## Short exercise
Check each line of the material below for "Drilled", then copy the ones that contain it.

====== Extracted records

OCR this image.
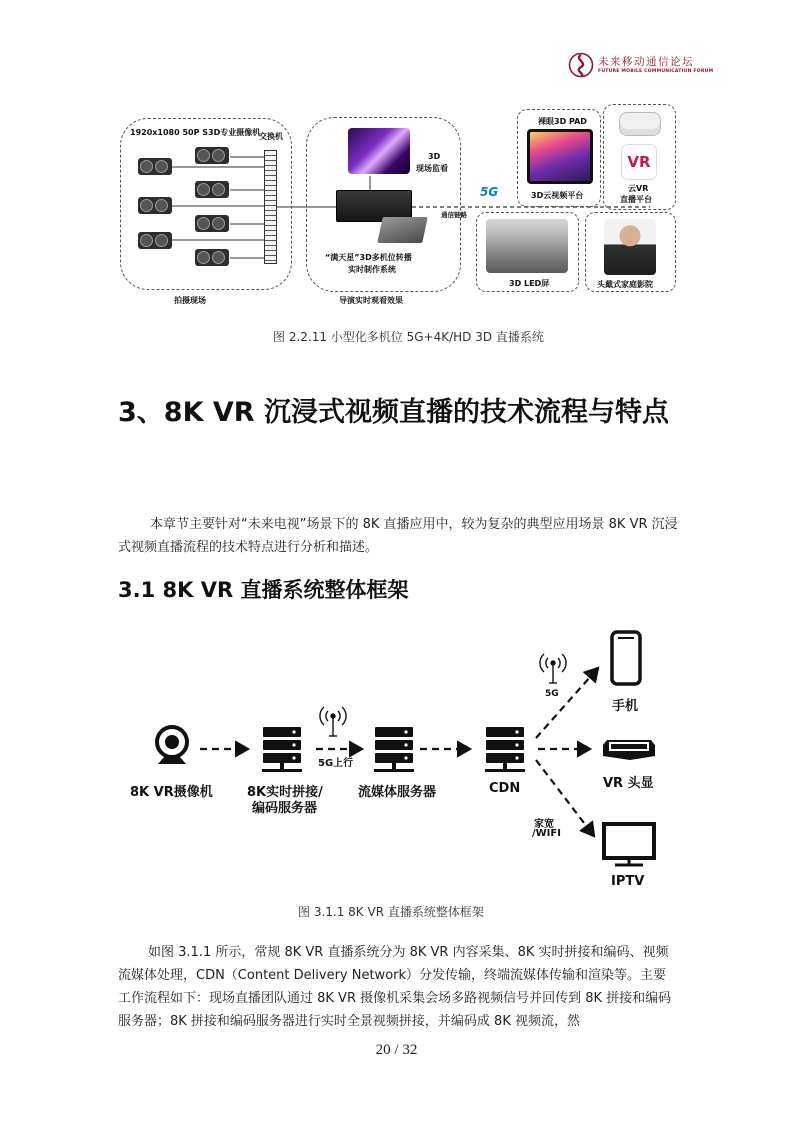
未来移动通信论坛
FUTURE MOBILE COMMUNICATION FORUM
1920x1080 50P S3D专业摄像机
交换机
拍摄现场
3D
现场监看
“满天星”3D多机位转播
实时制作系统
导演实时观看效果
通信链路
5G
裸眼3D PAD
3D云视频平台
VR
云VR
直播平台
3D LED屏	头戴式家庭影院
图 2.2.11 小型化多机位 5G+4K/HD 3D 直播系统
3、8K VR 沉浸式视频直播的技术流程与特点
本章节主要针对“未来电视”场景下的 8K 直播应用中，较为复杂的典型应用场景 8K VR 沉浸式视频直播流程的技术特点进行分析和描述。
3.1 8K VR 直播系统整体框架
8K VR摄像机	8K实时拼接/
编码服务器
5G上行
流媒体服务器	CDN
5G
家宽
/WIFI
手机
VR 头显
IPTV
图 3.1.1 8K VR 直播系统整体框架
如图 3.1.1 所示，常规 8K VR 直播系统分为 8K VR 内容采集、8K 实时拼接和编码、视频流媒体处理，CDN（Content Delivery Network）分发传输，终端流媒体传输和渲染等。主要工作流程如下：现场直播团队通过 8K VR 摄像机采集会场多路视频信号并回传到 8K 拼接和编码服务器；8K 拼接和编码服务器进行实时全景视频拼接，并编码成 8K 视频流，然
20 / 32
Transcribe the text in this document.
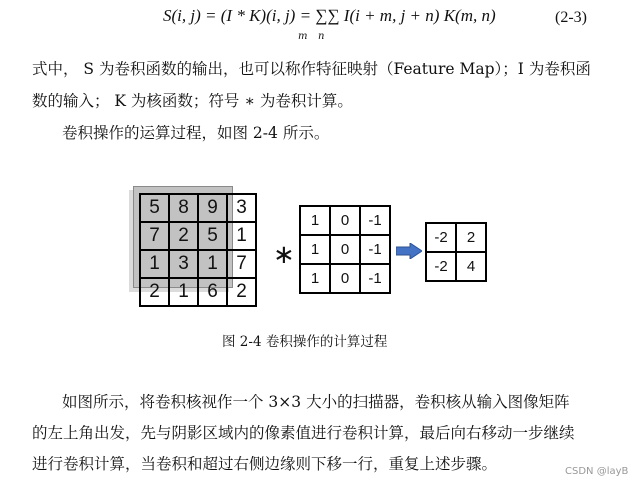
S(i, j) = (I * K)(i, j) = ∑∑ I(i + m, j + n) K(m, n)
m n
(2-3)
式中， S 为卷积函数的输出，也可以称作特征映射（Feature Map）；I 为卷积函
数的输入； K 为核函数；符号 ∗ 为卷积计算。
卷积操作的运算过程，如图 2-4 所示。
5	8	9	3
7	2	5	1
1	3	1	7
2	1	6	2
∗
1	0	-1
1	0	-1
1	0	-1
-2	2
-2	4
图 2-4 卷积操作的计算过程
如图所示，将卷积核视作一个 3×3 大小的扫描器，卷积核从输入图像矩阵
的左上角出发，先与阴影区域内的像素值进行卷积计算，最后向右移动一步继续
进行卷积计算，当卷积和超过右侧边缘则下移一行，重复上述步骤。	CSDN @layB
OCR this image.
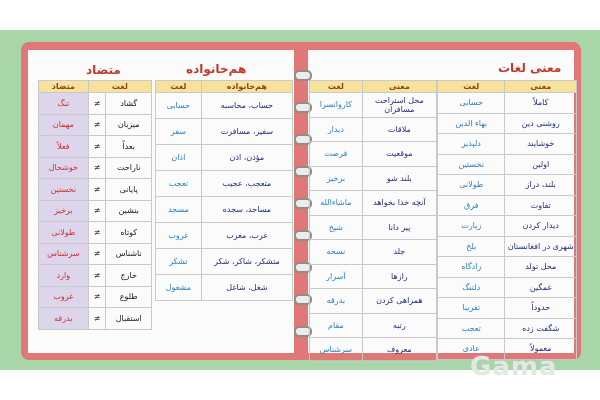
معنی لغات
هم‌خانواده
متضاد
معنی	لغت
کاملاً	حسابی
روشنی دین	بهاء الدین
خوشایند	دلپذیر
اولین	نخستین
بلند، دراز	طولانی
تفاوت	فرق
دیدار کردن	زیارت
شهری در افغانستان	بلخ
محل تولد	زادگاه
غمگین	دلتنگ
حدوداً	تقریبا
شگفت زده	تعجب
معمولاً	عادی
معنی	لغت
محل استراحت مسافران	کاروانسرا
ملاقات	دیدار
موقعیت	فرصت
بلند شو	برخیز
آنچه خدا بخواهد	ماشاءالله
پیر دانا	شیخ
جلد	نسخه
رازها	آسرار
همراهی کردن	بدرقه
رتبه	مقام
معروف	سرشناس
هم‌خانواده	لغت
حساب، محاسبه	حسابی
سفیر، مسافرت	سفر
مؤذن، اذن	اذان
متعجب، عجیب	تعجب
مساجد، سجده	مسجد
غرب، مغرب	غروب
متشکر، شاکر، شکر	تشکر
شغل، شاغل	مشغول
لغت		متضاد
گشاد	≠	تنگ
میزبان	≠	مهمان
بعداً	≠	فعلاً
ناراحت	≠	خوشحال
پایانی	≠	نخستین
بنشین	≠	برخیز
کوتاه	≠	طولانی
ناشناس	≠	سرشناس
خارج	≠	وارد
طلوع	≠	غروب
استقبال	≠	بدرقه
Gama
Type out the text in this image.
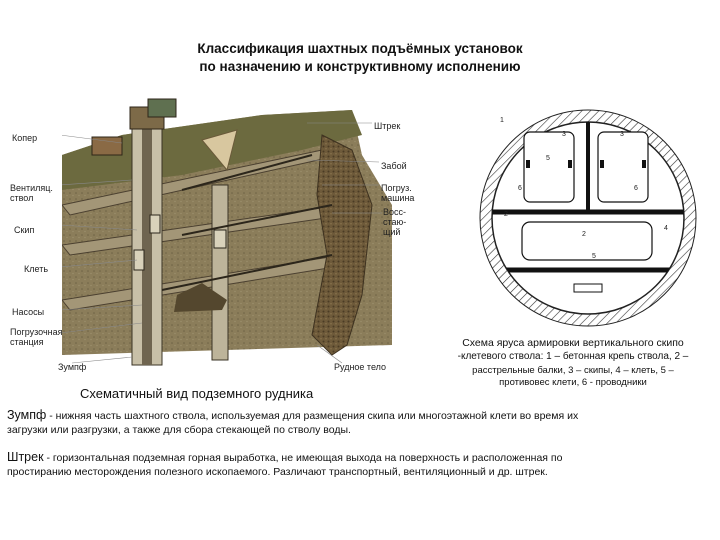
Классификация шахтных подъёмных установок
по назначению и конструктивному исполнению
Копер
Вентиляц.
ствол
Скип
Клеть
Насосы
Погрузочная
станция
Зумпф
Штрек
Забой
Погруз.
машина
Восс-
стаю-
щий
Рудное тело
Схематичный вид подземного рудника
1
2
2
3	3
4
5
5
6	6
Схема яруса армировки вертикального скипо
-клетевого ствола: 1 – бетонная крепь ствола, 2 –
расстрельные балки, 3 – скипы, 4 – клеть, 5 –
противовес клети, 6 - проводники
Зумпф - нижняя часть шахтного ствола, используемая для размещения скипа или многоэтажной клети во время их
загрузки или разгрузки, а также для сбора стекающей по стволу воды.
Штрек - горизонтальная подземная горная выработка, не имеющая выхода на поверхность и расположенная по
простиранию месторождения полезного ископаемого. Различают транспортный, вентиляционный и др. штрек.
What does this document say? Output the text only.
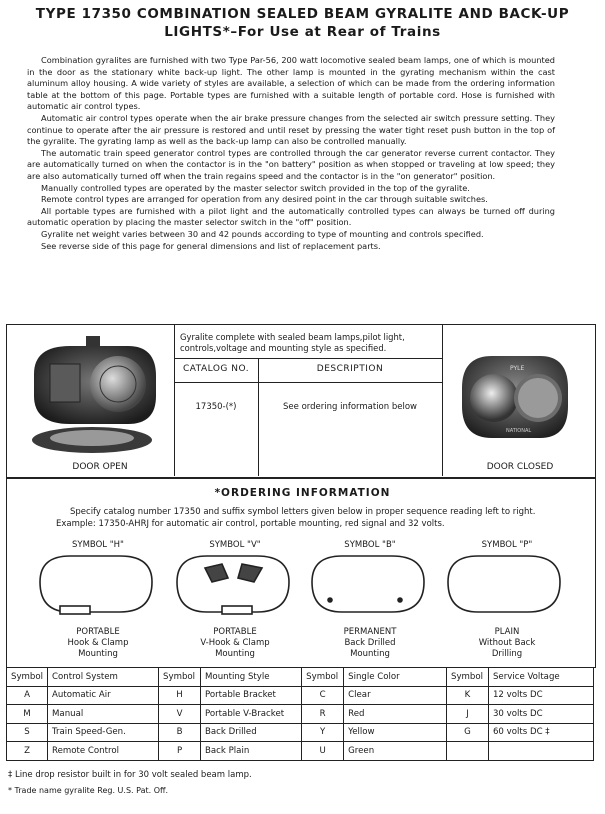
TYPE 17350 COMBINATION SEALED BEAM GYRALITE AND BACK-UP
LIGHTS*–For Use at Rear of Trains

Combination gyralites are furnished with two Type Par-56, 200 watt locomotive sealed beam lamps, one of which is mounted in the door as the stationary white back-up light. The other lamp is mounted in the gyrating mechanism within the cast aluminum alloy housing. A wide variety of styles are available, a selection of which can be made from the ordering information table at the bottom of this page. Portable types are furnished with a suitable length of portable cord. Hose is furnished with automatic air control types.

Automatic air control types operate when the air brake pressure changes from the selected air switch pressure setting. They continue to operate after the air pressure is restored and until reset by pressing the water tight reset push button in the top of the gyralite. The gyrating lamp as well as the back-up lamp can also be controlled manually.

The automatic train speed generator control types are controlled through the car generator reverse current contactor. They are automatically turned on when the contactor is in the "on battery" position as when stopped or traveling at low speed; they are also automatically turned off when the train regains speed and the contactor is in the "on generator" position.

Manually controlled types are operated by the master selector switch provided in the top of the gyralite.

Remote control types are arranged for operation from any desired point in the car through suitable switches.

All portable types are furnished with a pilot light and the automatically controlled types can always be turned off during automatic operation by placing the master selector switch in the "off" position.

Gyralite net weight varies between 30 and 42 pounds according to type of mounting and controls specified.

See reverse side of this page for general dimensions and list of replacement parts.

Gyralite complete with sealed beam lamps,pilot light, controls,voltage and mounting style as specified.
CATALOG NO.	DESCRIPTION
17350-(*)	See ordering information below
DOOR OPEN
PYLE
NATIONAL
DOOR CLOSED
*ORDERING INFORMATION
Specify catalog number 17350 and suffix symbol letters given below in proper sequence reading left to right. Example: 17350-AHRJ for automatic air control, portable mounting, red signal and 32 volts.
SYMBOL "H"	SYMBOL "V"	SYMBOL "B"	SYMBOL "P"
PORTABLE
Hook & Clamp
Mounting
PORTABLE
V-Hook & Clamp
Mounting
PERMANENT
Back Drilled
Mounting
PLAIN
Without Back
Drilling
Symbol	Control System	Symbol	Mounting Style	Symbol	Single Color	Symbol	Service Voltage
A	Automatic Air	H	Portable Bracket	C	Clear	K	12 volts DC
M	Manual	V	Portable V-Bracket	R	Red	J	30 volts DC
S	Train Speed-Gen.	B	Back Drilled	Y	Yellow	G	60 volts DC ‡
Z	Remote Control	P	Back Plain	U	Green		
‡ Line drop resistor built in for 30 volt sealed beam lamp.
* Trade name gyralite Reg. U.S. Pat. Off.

============
====== Extracted records

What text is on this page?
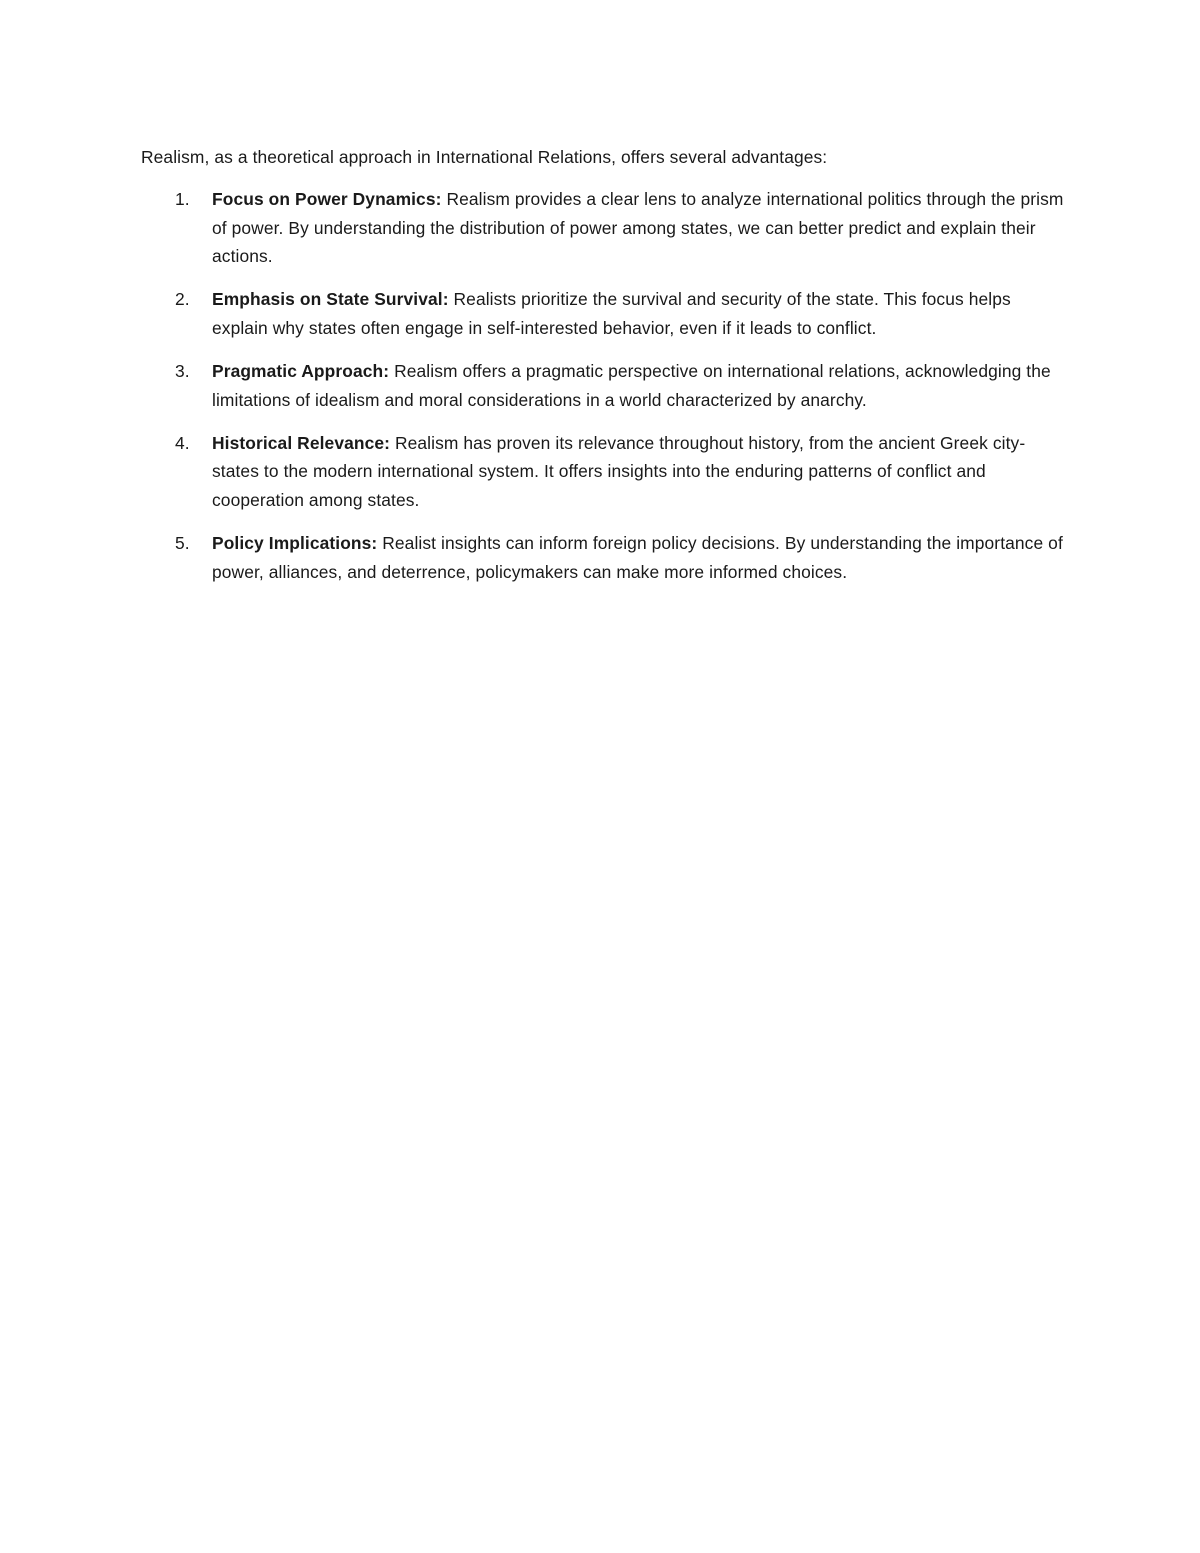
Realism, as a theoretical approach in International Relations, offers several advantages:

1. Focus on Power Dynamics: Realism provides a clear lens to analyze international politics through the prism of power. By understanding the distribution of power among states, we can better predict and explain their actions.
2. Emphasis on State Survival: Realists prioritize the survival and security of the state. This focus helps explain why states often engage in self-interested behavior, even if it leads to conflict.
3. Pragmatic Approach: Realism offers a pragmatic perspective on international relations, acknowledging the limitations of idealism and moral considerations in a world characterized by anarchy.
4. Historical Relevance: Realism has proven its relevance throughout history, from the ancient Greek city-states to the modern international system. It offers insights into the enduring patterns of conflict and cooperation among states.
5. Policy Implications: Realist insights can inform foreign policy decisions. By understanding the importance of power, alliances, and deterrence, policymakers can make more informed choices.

============
====== Extracted records

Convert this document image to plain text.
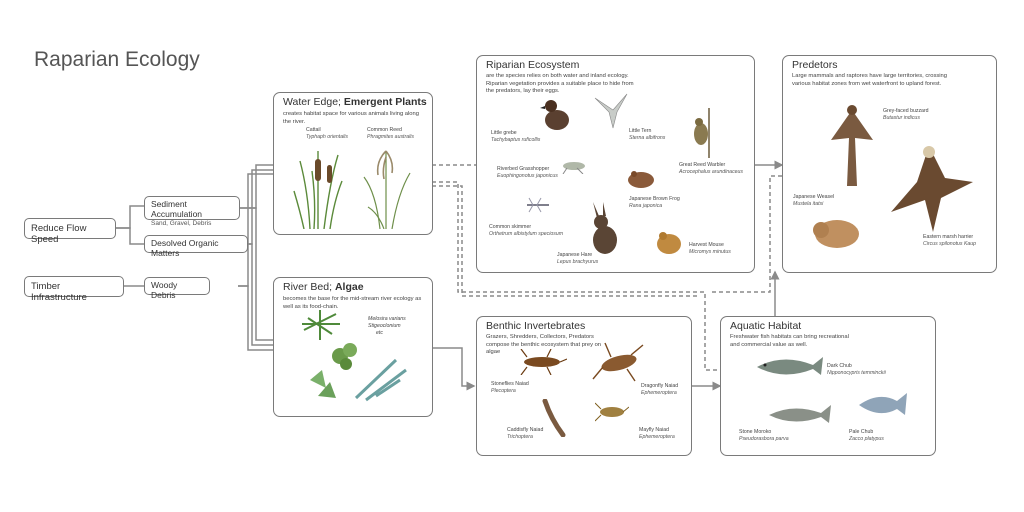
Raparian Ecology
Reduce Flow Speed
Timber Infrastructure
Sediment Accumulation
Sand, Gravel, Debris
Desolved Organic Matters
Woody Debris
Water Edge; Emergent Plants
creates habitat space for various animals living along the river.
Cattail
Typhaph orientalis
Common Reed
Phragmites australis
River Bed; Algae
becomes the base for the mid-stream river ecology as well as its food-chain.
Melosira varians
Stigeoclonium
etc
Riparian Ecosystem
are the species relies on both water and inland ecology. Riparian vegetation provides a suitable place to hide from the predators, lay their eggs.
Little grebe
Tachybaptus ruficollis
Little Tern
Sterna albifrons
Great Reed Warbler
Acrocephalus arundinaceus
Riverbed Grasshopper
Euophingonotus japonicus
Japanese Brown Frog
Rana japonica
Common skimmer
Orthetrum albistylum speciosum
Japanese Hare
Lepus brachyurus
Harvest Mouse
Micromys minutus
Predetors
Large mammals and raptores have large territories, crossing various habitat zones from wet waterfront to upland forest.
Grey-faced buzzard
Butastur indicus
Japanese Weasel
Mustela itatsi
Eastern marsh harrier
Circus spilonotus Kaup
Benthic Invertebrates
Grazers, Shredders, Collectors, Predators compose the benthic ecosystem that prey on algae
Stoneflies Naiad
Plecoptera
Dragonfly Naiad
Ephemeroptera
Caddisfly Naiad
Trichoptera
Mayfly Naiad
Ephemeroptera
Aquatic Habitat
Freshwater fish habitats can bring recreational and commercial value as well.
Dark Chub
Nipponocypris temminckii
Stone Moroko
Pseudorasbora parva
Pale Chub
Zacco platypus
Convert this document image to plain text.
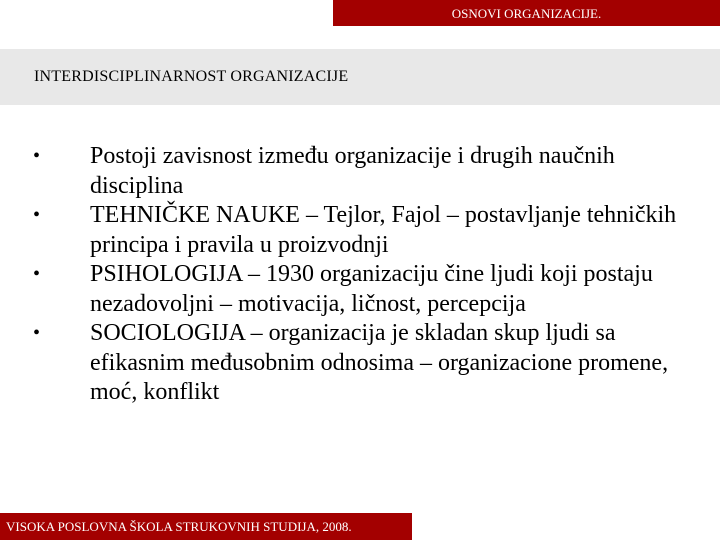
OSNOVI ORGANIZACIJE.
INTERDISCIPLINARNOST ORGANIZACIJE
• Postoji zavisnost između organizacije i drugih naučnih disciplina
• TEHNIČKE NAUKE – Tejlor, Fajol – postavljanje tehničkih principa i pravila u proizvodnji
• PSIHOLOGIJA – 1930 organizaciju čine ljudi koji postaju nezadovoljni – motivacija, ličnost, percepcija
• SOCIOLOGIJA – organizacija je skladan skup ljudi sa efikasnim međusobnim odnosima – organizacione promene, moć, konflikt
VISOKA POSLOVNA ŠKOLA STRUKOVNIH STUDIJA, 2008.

============

## Result for this task
Back Drilled
S	Train Speed-Gen.	B	Back Drilled	Y	Yellow	G	60 volts DC ‡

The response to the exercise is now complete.